> _WRITTEN TASK_:
Every entry must be given again exactly.

> _MATERIALS PROVIDED_:
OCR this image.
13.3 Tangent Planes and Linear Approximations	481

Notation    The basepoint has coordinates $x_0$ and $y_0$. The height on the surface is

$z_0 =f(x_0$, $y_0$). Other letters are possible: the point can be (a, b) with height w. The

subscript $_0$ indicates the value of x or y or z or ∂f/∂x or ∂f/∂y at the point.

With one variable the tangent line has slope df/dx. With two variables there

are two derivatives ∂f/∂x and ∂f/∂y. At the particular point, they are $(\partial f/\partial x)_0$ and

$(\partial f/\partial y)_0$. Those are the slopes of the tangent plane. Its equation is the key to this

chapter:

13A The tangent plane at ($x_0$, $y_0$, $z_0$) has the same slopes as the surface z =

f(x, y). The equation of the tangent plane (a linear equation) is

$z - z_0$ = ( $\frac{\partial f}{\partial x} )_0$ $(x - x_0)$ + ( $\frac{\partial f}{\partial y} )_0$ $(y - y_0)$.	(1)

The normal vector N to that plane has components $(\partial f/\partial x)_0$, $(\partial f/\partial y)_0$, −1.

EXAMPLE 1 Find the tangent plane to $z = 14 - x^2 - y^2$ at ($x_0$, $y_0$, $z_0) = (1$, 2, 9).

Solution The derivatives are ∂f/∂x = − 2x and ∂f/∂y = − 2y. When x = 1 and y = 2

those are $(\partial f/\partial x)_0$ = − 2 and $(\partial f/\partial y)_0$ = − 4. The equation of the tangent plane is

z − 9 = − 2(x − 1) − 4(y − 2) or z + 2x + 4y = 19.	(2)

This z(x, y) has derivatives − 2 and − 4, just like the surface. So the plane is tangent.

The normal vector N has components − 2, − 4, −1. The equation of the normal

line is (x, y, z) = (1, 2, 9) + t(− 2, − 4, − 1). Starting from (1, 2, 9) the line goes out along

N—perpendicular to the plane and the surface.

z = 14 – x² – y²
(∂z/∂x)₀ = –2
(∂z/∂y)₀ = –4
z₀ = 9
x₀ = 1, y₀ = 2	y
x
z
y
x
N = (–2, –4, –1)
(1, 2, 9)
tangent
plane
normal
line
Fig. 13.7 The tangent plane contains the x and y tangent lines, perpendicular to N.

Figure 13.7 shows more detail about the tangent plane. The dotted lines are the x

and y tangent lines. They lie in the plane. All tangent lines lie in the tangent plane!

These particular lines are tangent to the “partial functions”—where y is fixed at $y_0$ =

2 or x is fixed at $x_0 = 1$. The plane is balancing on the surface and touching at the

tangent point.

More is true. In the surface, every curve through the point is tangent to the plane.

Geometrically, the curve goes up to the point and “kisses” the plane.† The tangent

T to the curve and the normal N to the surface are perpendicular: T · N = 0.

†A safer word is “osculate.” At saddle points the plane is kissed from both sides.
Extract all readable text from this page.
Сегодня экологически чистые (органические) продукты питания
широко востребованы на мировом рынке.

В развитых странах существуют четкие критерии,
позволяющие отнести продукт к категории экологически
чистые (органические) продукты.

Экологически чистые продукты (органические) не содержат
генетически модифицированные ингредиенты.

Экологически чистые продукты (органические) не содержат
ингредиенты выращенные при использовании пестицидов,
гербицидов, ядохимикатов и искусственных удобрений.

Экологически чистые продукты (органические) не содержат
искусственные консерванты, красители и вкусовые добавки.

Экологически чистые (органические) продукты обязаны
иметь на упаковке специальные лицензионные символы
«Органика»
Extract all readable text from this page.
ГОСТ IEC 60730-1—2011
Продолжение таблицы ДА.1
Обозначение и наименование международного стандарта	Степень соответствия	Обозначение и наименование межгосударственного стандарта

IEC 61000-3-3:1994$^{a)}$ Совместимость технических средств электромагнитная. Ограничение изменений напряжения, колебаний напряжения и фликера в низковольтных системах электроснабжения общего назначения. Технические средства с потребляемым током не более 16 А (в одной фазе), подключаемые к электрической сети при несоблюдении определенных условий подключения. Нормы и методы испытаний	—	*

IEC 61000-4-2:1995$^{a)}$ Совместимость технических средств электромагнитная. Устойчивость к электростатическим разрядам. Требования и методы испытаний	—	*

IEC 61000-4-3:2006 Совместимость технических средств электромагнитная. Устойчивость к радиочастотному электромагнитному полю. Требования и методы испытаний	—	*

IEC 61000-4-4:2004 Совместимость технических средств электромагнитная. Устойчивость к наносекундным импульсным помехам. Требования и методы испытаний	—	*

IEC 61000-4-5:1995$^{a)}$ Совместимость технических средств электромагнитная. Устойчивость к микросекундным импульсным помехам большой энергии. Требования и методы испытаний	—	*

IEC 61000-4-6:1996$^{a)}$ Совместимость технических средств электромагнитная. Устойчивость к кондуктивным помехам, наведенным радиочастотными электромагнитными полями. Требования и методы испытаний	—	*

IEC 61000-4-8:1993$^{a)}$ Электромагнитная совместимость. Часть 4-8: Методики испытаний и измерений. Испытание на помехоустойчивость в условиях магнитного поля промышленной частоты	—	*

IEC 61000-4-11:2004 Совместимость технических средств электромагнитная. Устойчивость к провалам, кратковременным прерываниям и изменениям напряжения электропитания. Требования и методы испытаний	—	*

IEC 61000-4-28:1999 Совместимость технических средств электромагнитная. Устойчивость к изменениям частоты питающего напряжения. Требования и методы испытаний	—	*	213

> _FULL SOLUTION_:
OCR this image.
13.3 Tangent Planes and Linear Approximations	481

Notation    The basepoint has coordinates $x_0$ and $y_0$. The height on the surface is

$z_0 =f(x_0$, $y_0$). Other letters are possible: the point can be (a, b) with height w. The

subscript $_0$ indicates the value of x or y or z or ∂f/∂x or ∂f/∂y at the point.

With one variable the tangent line has slope df/dx. With two variables there

are two derivatives ∂f/∂x and ∂f/∂y. At the particular point, they are $(\partial f/\partial x)_0$ and

$(\partial f/\partial y)_0$. Those are the slopes of the tangent plane. Its equation is the key to this

chapter:

13A The tangent plane at ($x_0$, $y_0$, $z_0$) has the same slopes as the surface z =

f(x, y). The equation of the tangent plane (a linear equation) is

$z - z_0$ = ( $\frac{\partial f}{\partial x} )_0$ $(x - x_0)$ + ( $\frac{\partial f}{\partial y} )_0$ $(y - y_0)$.	(1)

The normal vector N to that plane has components $(\partial f/\partial x)_0$, $(\partial f/\partial y)_0$, −1.

EXAMPLE 1 Find the tangent plane to $z = 14 - x^2 - y^2$ at ($x_0$, $y_0$, $z_0) = (1$, 2, 9).

Solution The derivatives are ∂f/∂x = − 2x and ∂f/∂y = − 2y. When x = 1 and y = 2

those are $(\partial f/\partial x)_0$ = − 2 and $(\partial f/\partial y)_0$ = − 4. The equation of the tangent plane is

z − 9 = − 2(x − 1) − 4(y − 2) or z + 2x + 4y = 19.	(2)

This z(x, y) has derivatives − 2 and − 4, just like the surface. So the plane is tangent.

The normal vector N has components − 2, − 4, −1. The equation of the normal

line is (x, y, z) = (1, 2, 9) + t(− 2, − 4, − 1). Starting from (1, 2, 9) the line goes out along

N—perpendicular to the plane and the surface.

z = 14 – x² – y²
(∂z/∂x)₀ = –2
(∂z/∂y)₀ = –4
z₀ = 9
x₀ = 1, y₀ = 2	y
x
z
y
x
N = (–2, –4, –1)
(1, 2, 9)
tangent
plane
normal
line
Fig. 13.7 The tangent plane contains the x and y tangent lines, perpendicular to N.

Figure 13.7 shows more detail about the tangent plane. The dotted lines are the x

and y tangent lines. They lie in the plane. All tangent lines lie in the tangent plane!

These particular lines are tangent to the “partial functions”—where y is fixed at $y_0$ =

2 or x is fixed at $x_0 = 1$. The plane is balancing on the surface and touching at the

tangent point.

More is true. In the surface, every curve through the point is tangent to the plane.

Geometrically, the curve goes up to the point and “kisses” the plane.† The tangent

T to the curve and the normal N to the surface are perpendicular: T · N = 0.

†A safer word is “osculate.” At saddle points the plane is kissed from both sides.
Extract all readable text from this page.
Сегодня экологически чистые (органические) продукты питания
широко востребованы на мировом рынке.

В развитых странах существуют четкие критерии,
позволяющие отнести продукт к категории экологически
чистые (органические) продукты.

Экологически чистые продукты (органические) не содержат
генетически модифицированные ингредиенты.

Экологически чистые продукты (органические) не содержат
ингредиенты выращенные при использовании пестицидов,
гербицидов, ядохимикатов и искусственных удобрений.

Экологически чистые продукты (органические) не содержат
искусственные консерванты, красители и вкусовые добавки.

Экологически чистые (органические) продукты обязаны
иметь на упаковке специальные лицензионные символы
«Органика»
Extract all readable text from this page.
ГОСТ IEC 60730-1—2011
Продолжение таблицы ДА.1
Обозначение и наименование международного стандарта	Степень соответствия	Обозначение и наименование межгосударственного стандарта

IEC 61000-3-3:1994$^{a)}$ Совместимость технических средств электромагнитная. Ограничение изменений напряжения, колебаний напряжения и фликера в низковольтных системах электроснабжения общего назначения. Технические средства с потребляемым током не более 16 А (в одной фазе), подключаемые к электрической сети при несоблюдении определенных условий подключения. Нормы и методы испытаний	—	*

IEC 61000-4-2:1995$^{a)}$ Совместимость технических средств электромагнитная. Устойчивость к электростатическим разрядам. Требования и методы испытаний	—	*

IEC 61000-4-3:2006 Совместимость технических средств электромагнитная. Устойчивость к радиочастотному электромагнитному полю. Требования и методы испытаний	—	*

IEC 61000-4-4:2004 Совместимость технических средств электромагнитная. Устойчивость к наносекундным импульсным помехам. Требования и методы испытаний	—	*

IEC 61000-4-5:1995$^{a)}$ Совместимость технических средств электромагнитная. Устойчивость к микросекундным импульсным помехам большой энергии. Требования и методы испытаний	—	*

IEC 61000-4-6:1996$^{a)}$ Совместимость технических средств электромагнитная. Устойчивость к кондуктивным помехам, наведенным радиочастотными электромагнитными полями. Требования и методы испытаний	—	*

IEC 61000-4-8:1993$^{a)}$ Электромагнитная совместимость. Часть 4-8: Методики испытаний и измерений. Испытание на помехоустойчивость в условиях магнитного поля промышленной частоты	—	*

IEC 61000-4-11:2004 Совместимость технических средств электромагнитная. Устойчивость к провалам, кратковременным прерываниям и изменениям напряжения электропитания. Требования и методы испытаний	—	*

IEC 61000-4-28:1999 Совместимость технических средств электромагнитная. Устойчивость к изменениям частоты питающего напряжения. Требования и методы испытаний	—	*	213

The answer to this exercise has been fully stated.